EXERCISE OBJECTIVE:
Copy out all the lines in the records that include the word "city".

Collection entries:
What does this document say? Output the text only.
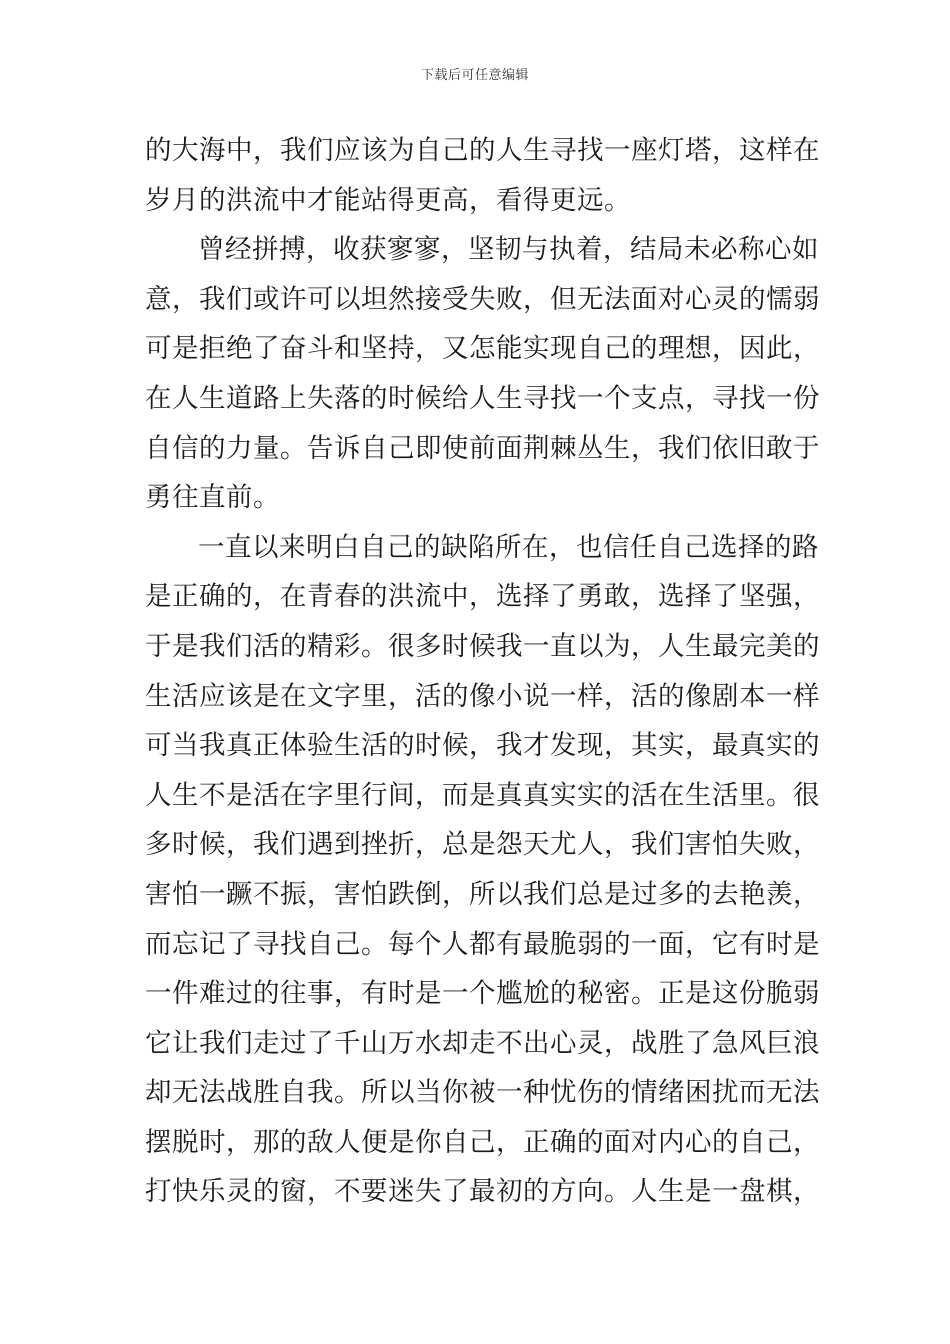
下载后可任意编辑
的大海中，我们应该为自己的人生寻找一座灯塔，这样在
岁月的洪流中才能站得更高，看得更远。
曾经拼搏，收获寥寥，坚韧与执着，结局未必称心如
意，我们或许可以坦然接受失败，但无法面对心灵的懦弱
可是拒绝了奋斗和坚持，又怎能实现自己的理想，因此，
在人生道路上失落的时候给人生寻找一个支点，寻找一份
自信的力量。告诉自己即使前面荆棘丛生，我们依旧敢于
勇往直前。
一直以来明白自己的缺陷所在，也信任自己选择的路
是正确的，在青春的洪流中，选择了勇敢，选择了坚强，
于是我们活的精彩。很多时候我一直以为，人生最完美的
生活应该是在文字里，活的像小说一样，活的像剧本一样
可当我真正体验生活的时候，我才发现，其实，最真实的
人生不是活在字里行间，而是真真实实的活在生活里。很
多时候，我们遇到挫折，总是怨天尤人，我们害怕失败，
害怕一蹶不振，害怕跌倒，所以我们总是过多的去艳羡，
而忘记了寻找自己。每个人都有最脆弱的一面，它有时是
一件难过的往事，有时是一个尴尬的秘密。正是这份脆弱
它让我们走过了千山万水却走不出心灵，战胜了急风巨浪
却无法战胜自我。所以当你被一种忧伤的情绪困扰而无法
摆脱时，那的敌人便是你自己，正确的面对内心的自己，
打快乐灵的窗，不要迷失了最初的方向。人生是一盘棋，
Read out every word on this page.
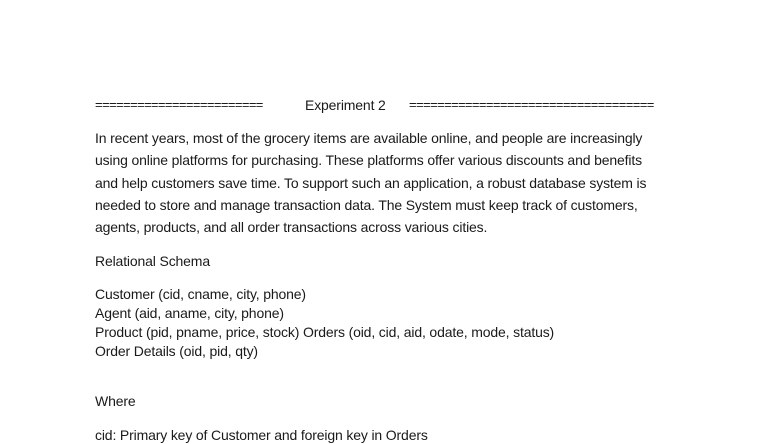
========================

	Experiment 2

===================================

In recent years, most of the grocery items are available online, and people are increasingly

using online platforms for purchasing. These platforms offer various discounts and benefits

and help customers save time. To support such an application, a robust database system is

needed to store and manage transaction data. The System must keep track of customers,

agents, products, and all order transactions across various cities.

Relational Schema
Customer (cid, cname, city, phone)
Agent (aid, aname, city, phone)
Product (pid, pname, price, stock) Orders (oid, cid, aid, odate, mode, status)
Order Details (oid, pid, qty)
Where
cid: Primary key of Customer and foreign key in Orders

...

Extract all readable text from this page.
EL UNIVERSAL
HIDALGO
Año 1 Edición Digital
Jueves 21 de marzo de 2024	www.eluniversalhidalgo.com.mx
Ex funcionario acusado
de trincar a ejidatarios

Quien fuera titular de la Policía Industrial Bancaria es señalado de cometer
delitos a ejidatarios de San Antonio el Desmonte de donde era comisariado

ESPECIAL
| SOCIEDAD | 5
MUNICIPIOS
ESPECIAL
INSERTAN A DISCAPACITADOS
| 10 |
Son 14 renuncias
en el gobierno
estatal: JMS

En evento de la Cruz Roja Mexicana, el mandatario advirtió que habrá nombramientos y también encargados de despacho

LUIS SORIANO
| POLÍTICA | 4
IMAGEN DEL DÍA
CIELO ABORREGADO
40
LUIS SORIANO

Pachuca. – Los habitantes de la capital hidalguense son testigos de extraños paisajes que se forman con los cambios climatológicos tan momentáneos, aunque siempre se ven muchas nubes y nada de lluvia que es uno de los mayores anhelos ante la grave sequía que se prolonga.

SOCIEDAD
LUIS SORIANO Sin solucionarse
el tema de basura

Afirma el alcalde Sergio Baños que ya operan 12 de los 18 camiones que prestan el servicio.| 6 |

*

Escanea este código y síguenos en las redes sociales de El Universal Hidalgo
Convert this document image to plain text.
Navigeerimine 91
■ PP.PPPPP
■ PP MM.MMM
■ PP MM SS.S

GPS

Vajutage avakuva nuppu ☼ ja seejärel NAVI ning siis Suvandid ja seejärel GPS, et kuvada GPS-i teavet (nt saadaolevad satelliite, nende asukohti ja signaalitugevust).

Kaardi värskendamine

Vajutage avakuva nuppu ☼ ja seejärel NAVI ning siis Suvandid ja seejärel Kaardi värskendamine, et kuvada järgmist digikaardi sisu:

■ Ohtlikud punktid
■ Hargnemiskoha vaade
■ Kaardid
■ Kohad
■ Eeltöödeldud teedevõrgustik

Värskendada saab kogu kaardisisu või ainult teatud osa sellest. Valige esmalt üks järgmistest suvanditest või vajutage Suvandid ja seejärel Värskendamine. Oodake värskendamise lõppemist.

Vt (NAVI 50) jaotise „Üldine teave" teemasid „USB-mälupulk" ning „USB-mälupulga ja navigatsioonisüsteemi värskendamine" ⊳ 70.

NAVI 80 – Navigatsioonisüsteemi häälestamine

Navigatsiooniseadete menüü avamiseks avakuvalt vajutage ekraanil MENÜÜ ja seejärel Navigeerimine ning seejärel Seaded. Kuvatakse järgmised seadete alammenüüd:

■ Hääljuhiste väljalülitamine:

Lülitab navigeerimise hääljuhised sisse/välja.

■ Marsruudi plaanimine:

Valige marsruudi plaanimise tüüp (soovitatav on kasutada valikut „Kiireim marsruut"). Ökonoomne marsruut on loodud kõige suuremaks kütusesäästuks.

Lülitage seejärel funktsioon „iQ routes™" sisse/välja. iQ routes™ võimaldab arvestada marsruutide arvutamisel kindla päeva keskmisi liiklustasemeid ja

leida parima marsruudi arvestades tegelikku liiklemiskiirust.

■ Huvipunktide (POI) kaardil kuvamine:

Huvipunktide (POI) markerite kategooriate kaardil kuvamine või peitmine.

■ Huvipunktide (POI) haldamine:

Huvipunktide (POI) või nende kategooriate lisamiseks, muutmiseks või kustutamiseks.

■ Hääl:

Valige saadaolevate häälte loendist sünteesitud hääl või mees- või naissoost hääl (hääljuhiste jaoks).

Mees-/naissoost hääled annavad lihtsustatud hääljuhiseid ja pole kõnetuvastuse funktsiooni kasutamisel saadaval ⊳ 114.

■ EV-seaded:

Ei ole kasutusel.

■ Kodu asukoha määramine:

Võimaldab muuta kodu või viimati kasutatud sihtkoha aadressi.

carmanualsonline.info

SOLUTION TO THIS TASK:
Customer (cid, cname, city, phone)
Agent (aid, aname, city, phone)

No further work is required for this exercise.